- GOAL
A partial copy is required: transcribe exactly the lines from the one containing "Read out every word on this page." through the last line below, without any pictures.
──────── MATERIALS PROVIDED
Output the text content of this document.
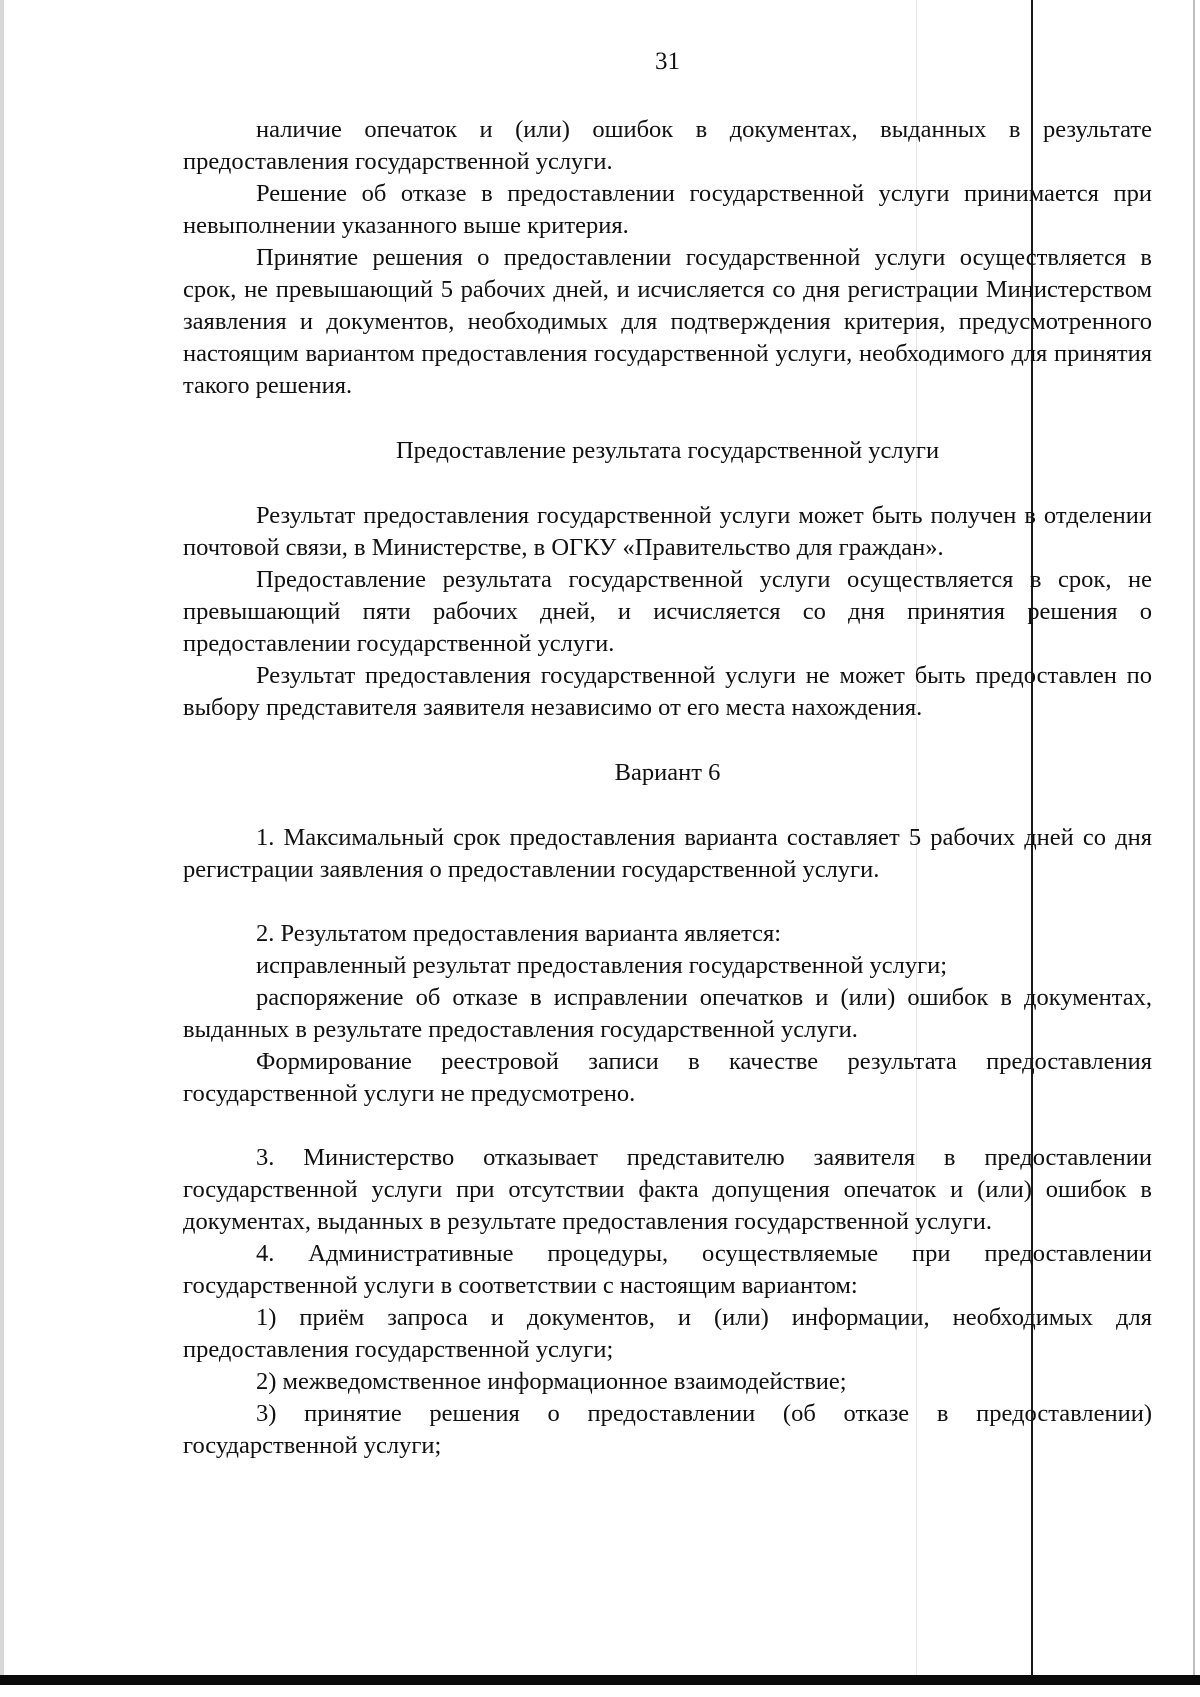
31

наличие опечаток и (или) ошибок в документах, выданных в результате предоставления государственной услуги.

Решение об отказе в предоставлении государственной услуги принимается при невыполнении указанного выше критерия.

Принятие решения о предоставлении государственной услуги осуществляется в срок, не превышающий 5 рабочих дней, и исчисляется со дня регистрации Министерством заявления и документов, необходимых для подтверждения критерия, предусмотренного настоящим вариантом предоставления государственной услуги, необходимого для принятия такого решения.

Предоставление результата государственной услуги

Результат предоставления государственной услуги может быть получен в отделении почтовой связи, в Министерстве, в ОГКУ «Правительство для граждан».

Предоставление результата государственной услуги осуществляется в срок, не превышающий пяти рабочих дней, и исчисляется со дня принятия решения о предоставлении государственной услуги.

Результат предоставления государственной услуги не может быть предоставлен по выбору представителя заявителя независимо от его места нахождения.

Вариант 6

1. Максимальный срок предоставления варианта составляет 5 рабочих дней со дня регистрации заявления о предоставлении государственной услуги.

2. Результатом предоставления варианта является:

исправленный результат предоставления государственной услуги;

распоряжение об отказе в исправлении опечатков и (или) ошибок в документах, выданных в результате предоставления государственной услуги.

Формирование реестровой записи в качестве результата предоставления государственной услуги не предусмотрено.

3. Министерство отказывает представителю заявителя в предоставлении государственной услуги при отсутствии факта допущения опечаток и (или) ошибок в документах, выданных в результате предоставления государственной услуги.

4. Административные процедуры, осуществляемые при предоставлении государственной услуги в соответствии с настоящим вариантом:

1) приём запроса и документов, и (или) информации, необходимых для предоставления государственной услуги;

2) межведомственное информационное взаимодействие;

3) принятие решения о предоставлении (об отказе в предоставлении) государственной услуги;
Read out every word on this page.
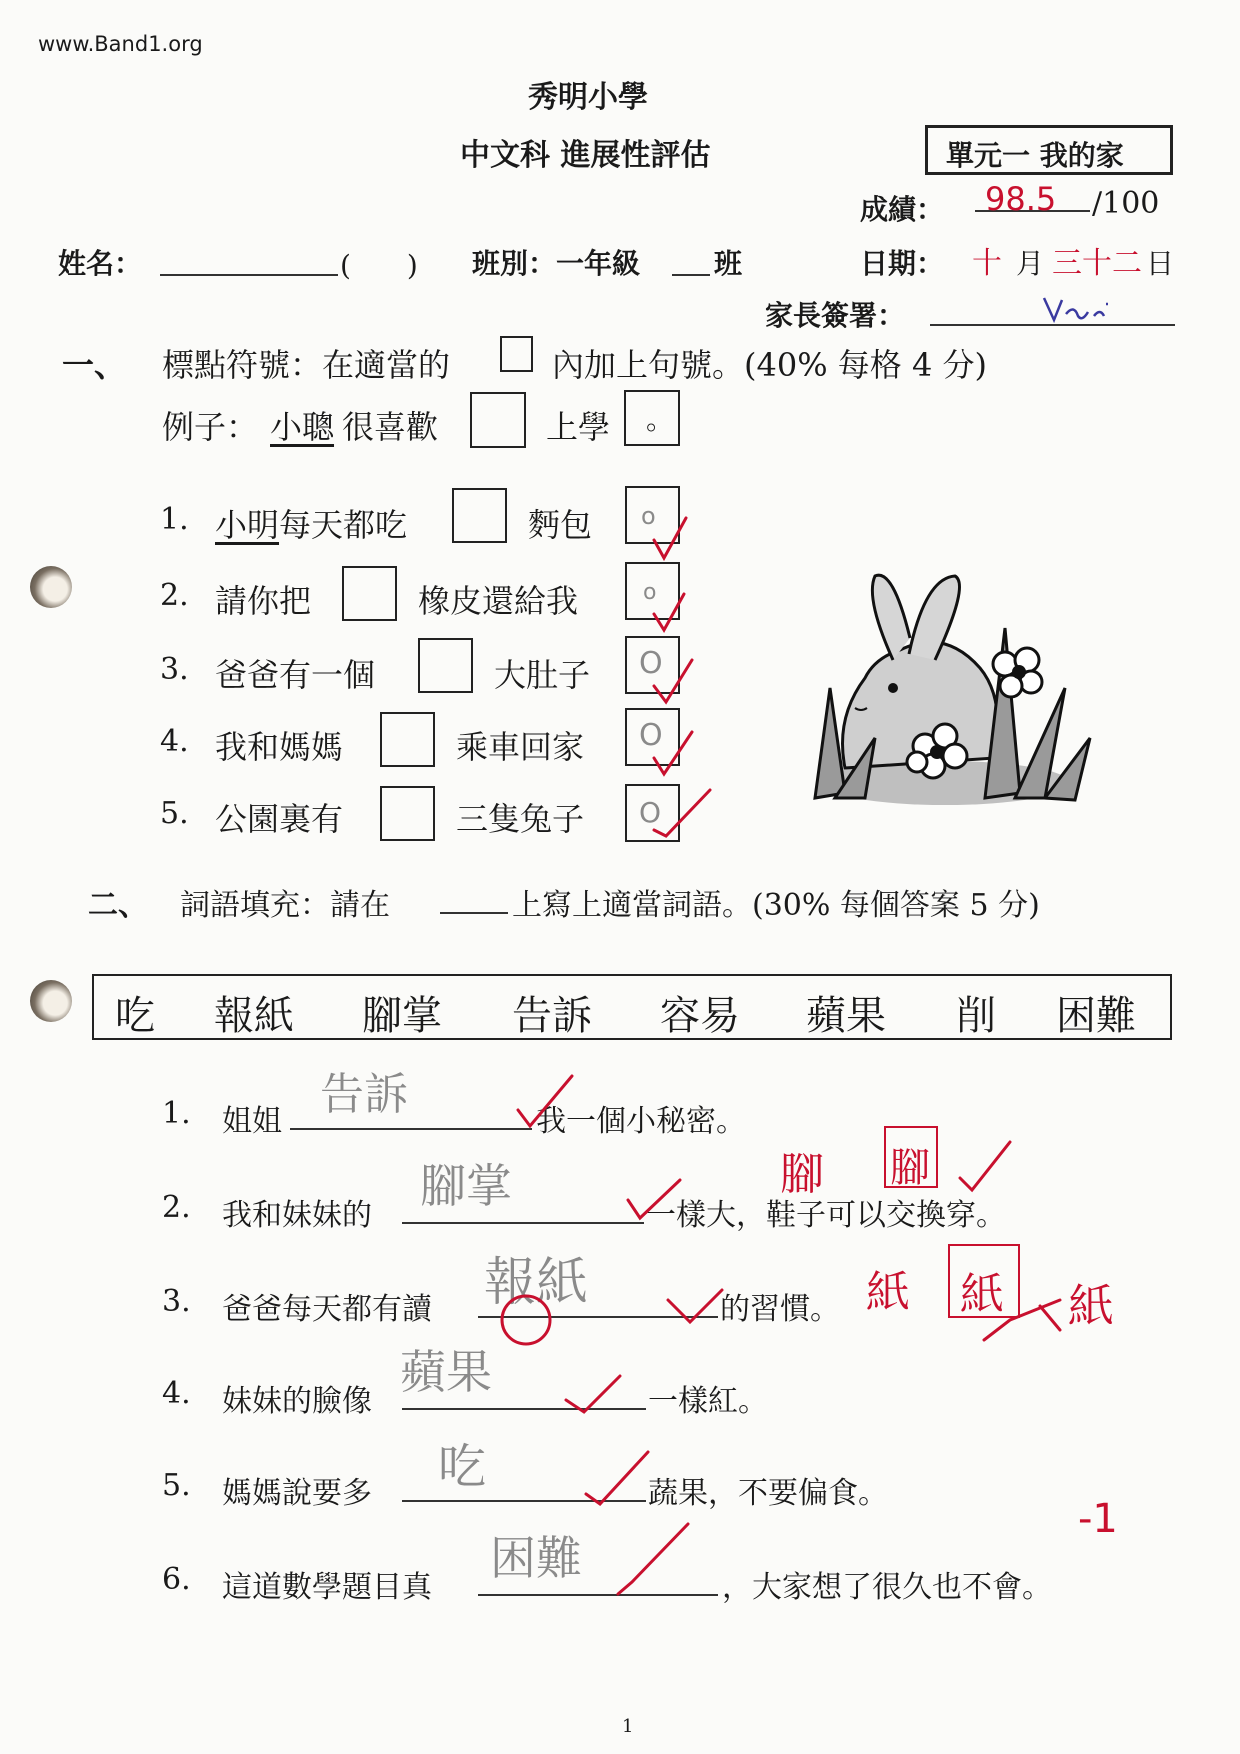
www.Band1.org
秀明小學
中文科 進展性評估	單元一 我的家
成績： 98.5 /100
姓名：	(　　) 班別：一年級	班	日期： 十 月 三十二 日
家長簽署：
一、 標點符號：在適當的	內加上句號。(40% 每格 4 分)
例子： 小聰 很喜歡	上學 。
1. 小明每天都吃	麪包 o
2. 請你把	橡皮還給我	o
3. 爸爸有一個	大肚子 O
4. 我和媽媽	乘車回家 O
5. 公園裏有	三隻兔子 O
二、 詞語填充：請在	上寫上適當詞語。(30% 每個答案 5 分)
吃 報紙 腳掌 告訴 容易 蘋果 削 困難
1. 姐姐
告訴
我一個小秘密。
2. 我和妹妹的
腳掌
一樣大，鞋子可以交換穿。
3. 爸爸每天都有讀 報紙	的習慣。
4. 妹妹的臉像
蘋果
一樣紅。
5. 媽媽說要多 吃	蔬果，不要偏食。
6. 這道數學題目真
困難
，大家想了很久也不會。
腳 腳
紙 紙 紙
-1
1
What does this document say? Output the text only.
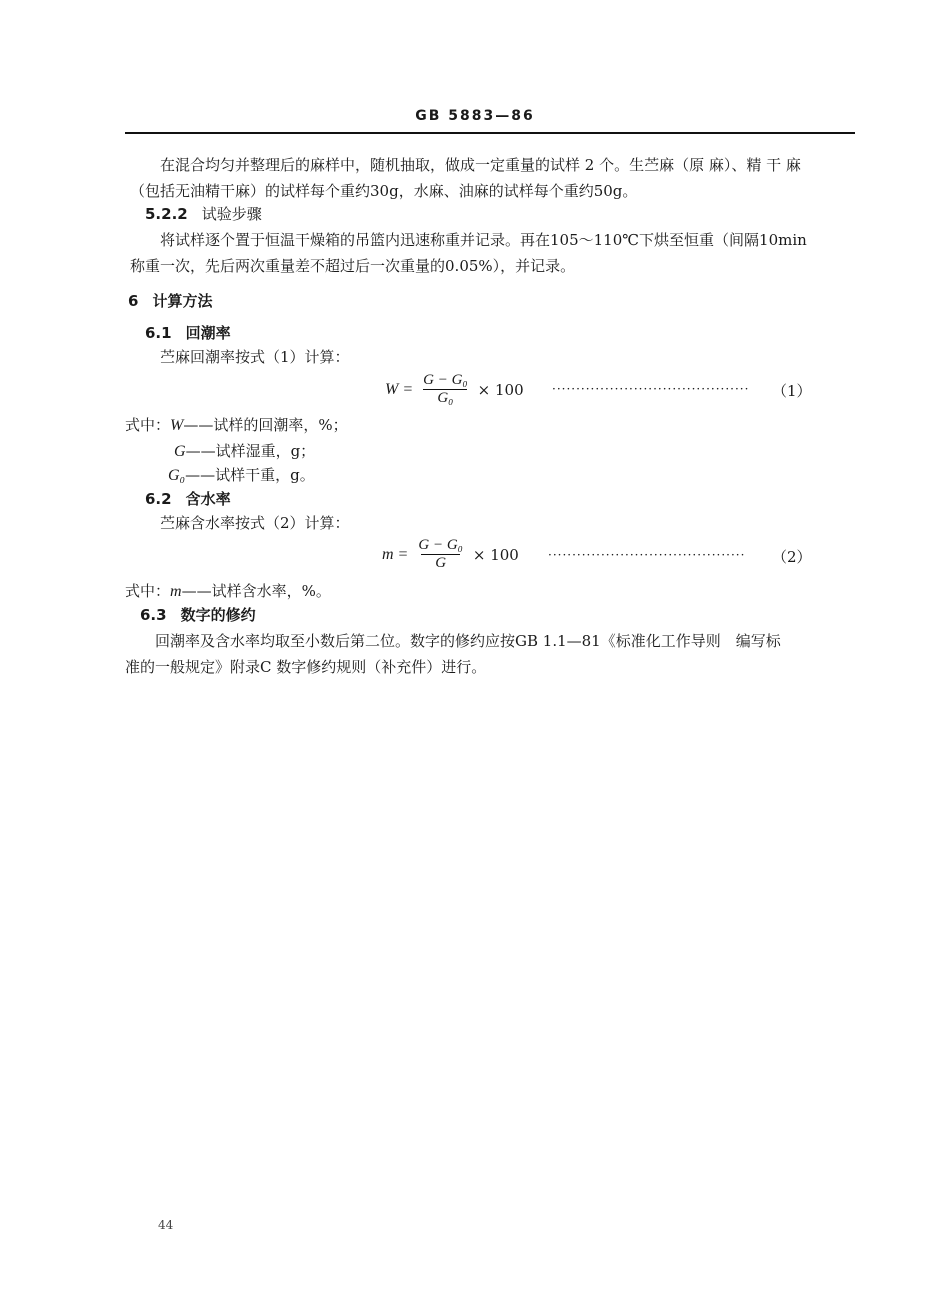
GB 5883—86
在混合均匀并整理后的麻样中，随机抽取，做成一定重量的试样 2 个。生苎麻（原 麻）、精 干 麻
（包括无油精干麻）的试样每个重约30g，水麻、油麻的试样每个重约50g。
5.2.2 试验步骤
将试样逐个置于恒温干燥箱的吊篮内迅速称重并记录。再在105～110℃下烘至恒重（间隔10min
称重一次，先后两次重量差不超过后一次重量的0.05%），并记录。
6 计算方法
6.1 回潮率
苎麻回潮率按式（1）计算：
$W = \frac{\text{G − G₀}}{\text{G₀}} \times 100$ ········································· （1）
式中：W——试样的回潮率，%；
G——试样湿重，g；
G₀——试样干重，g。
6.2 含水率
苎麻含水率按式（2）计算：
$m = \frac{\text{G − G₀}}{G} \times 100$ ········································· （2）
式中：m——试样含水率，%。
6.3 数字的修约
回潮率及含水率均取至小数后第二位。数字的修约应按GB 1.1—81《标准化工作导则　编写标
准的一般规定》附录C 数字修约规则（补充件）进行。
44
────────────────
- TASK SOLUTION
Read out every word on this page.
www.Band1.org
秀明小學
中文科 進展性評估	單元一 我的家
成績： 98.5 /100
姓名：	(　　) 班別：一年級	班	日期： 十 月 三十二 日
家長簽署：
一、 標點符號：在適當的	內加上句號。(40% 每格 4 分)
例子： 小聰 很喜歡	上學 。
1. 小明每天都吃	麪包 o
2. 請你把	橡皮還給我	o
3. 爸爸有一個	大肚子 O
4. 我和媽媽	乘車回家 O
5. 公園裏有	三隻兔子 O
二、 詞語填充：請在	上寫上適當詞語。(30% 每個答案 5 分)
吃 報紙 腳掌 告訴 容易 蘋果 削 困難
1. 姐姐
告訴
我一個小秘密。
2. 我和妹妹的
腳掌
一樣大，鞋子可以交換穿。
3. 爸爸每天都有讀 報紙	的習慣。
4. 妹妹的臉像
蘋果
一樣紅。
5. 媽媽說要多 吃	蔬果，不要偏食。
6. 這道數學題目真
困難
，大家想了很久也不會。
腳 腳
紙 紙 紙
-1
1
What does this document say? Output the text only.
GB 5883—86
在混合均匀并整理后的麻样中，随机抽取，做成一定重量的试样 2 个。生苎麻（原 麻）、精 干 麻
（包括无油精干麻）的试样每个重约30g，水麻、油麻的试样每个重约50g。
5.2.2 试验步骤
将试样逐个置于恒温干燥箱的吊篮内迅速称重并记录。再在105～110℃下烘至恒重（间隔10min
称重一次，先后两次重量差不超过后一次重量的0.05%），并记录。
6 计算方法
6.1 回潮率
苎麻回潮率按式（1）计算：
$W = \frac{\text{G − G₀}}{\text{G₀}} \times 100$ ········································· （1）
式中：W——试样的回潮率，%；
G——试样湿重，g；
G₀——试样干重，g。
6.2 含水率
苎麻含水率按式（2）计算：
$m = \frac{\text{G − G₀}}{G} \times 100$ ········································· （2）
式中：m——试样含水率，%。
6.3 数字的修约
回潮率及含水率均取至小数后第二位。数字的修约应按GB 1.1—81《标准化工作导则　编写标
准的一般规定》附录C 数字修约规则（补充件）进行。
44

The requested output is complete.